## Short task
Print all the entries verbatim.
*** Supplied data
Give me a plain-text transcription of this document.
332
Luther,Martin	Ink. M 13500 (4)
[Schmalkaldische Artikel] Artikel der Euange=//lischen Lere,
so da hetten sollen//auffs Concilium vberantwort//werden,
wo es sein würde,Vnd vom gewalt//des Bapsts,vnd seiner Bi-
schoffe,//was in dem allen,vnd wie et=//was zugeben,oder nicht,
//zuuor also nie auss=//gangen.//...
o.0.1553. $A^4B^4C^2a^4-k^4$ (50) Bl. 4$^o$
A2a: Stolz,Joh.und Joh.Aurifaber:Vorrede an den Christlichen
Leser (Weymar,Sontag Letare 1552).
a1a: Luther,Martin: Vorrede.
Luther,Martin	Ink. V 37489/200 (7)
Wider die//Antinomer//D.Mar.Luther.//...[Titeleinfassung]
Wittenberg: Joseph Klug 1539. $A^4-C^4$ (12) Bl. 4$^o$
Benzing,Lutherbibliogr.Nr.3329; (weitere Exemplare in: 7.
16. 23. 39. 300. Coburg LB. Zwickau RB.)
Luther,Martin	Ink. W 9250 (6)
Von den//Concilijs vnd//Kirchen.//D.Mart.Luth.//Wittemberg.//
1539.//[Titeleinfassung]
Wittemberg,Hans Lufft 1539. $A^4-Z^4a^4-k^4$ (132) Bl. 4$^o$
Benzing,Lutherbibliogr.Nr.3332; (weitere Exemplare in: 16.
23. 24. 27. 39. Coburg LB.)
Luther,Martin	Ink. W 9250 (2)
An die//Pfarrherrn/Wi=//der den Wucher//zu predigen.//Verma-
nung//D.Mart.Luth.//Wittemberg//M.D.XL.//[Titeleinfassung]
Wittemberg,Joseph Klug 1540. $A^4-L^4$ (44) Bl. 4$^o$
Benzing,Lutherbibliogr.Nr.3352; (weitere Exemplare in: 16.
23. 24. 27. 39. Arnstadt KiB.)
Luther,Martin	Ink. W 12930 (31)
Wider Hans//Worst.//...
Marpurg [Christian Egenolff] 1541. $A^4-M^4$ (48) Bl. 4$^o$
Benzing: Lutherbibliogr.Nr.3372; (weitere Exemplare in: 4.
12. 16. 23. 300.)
******
## Result of the task
Give me a plain-text transcription of this document.
332
Luther,Martin	Ink. M 13500 (4)
[Schmalkaldische Artikel] Artikel der Euange=//lischen Lere,
so da hetten sollen//auffs Concilium vberantwort//werden,
wo es sein würde,Vnd vom gewalt//des Bapsts,vnd seiner Bi-
schoffe,//was in dem allen,vnd wie et=//was zugeben,oder nicht,
//zuuor also nie auss=//gangen.//...
o.0.1553. $A^4B^4C^2a^4-k^4$ (50) Bl. 4$^o$
A2a: Stolz,Joh.und Joh.Aurifaber:Vorrede an den Christlichen
Leser (Weymar,Sontag Letare 1552).
a1a: Luther,Martin: Vorrede.
Luther,Martin	Ink. V 37489/200 (7)
Wider die//Antinomer//D.Mar.Luther.//...[Titeleinfassung]
Wittenberg: Joseph Klug 1539. $A^4-C^4$ (12) Bl. 4$^o$
Benzing,Lutherbibliogr.Nr.3329; (weitere Exemplare in: 7.
16. 23. 39. 300. Coburg LB. Zwickau RB.)
Luther,Martin	Ink. W 9250 (6)
Von den//Concilijs vnd//Kirchen.//D.Mart.Luth.//Wittemberg.//
1539.//[Titeleinfassung]
Wittemberg,Hans Lufft 1539. $A^4-Z^4a^4-k^4$ (132) Bl. 4$^o$
Benzing,Lutherbibliogr.Nr.3332; (weitere Exemplare in: 16.
23. 24. 27. 39. Coburg LB.)
Luther,Martin	Ink. W 9250 (2)
An die//Pfarrherrn/Wi=//der den Wucher//zu predigen.//Verma-
nung//D.Mart.Luth.//Wittemberg//M.D.XL.//[Titeleinfassung]
Wittemberg,Joseph Klug 1540. $A^4-L^4$ (44) Bl. 4$^o$
Benzing,Lutherbibliogr.Nr.3352; (weitere Exemplare in: 16.
23. 24. 27. 39. Arnstadt KiB.)
Luther,Martin	Ink. W 12930 (31)
Wider Hans//Worst.//...
Marpurg [Christian Egenolff] 1541. $A^4-M^4$ (48) Bl. 4$^o$
Benzing: Lutherbibliogr.Nr.3372; (weitere Exemplare in: 4.
12. 16. 23. 300.)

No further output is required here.